§ **Problem statement**: Omit the pictures and return every entry exactly as written.

Collected data entries
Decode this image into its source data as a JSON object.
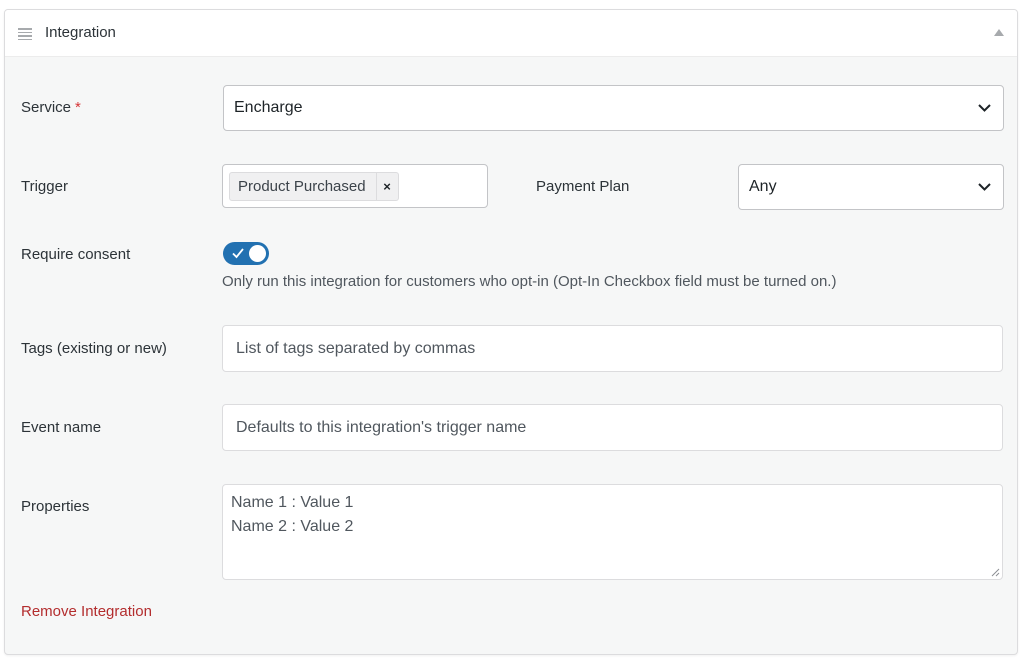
{
  "panel": {
    "title": "Integration",
    "icons": {
      "drag": "drag-handle-icon",
      "collapse": "collapse-arrow-icon"
    }
  },
  "fields": {
    "service": {
      "label": "Service",
      "required_marker": "*",
      "value": "Encharge"
    },
    "trigger": {
      "label": "Trigger",
      "tag": "Product Purchased",
      "remove_glyph": "×"
    },
    "payment_plan": {
      "label": "Payment Plan",
      "value": "Any"
    },
    "consent": {
      "label": "Require consent",
      "enabled": true,
      "help": "Only run this integration for customers who opt-in (Opt-In Checkbox field must be turned on.)"
    },
    "tags": {
      "label": "Tags (existing or new)",
      "placeholder": "List of tags separated by commas"
    },
    "event_name": {
      "label": "Event name",
      "placeholder": "Defaults to this integration's trigger name"
    },
    "properties": {
      "label": "Properties",
      "placeholder_lines": [
        "Name 1 : Value 1",
        "Name 2 : Value 2"
      ]
    }
  },
  "actions": {
    "remove_label": "Remove Integration"
  },
  "colors": {
    "toggle_on": "#2271b1",
    "required": "#d63638",
    "remove_link": "#b32d2e"
  }
}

§ **Answer to this exercise**:
Decode this image into its source data as a JSON object.
{
  "panel": {
    "title": "Integration",
    "icons": {
      "drag": "drag-handle-icon",
      "collapse": "collapse-arrow-icon"
    }
  },
  "fields": {
    "service": {
      "label": "Service",
      "required_marker": "*",
      "value": "Encharge"
    },
    "trigger": {
      "label": "Trigger",
      "tag": "Product Purchased",
      "remove_glyph": "×"
    },
    "payment_plan": {
      "label": "Payment Plan",
      "value": "Any"
    },
    "consent": {
      "label": "Require consent",
      "enabled": true,
      "help": "Only run this integration for customers who opt-in (Opt-In Checkbox field must be turned on.)"
    },
    "tags": {
      "label": "Tags (existing or new)",
      "placeholder": "List of tags separated by commas"
    },
    "event_name": {
      "label": "Event name",
      "placeholder": "Defaults to this integration's trigger name"
    },
    "properties": {
      "label": "Properties",
      "placeholder_lines": [
        "Name 1 : Value 1",
        "Name 2 : Value 2"
      ]
    }
  },
  "actions": {
    "remove_label": "Remove Integration"
  },
  "colors": {
    "toggle_on": "#2271b1",
    "required": "#d63638",
    "remove_link": "#b32d2e"
  }
}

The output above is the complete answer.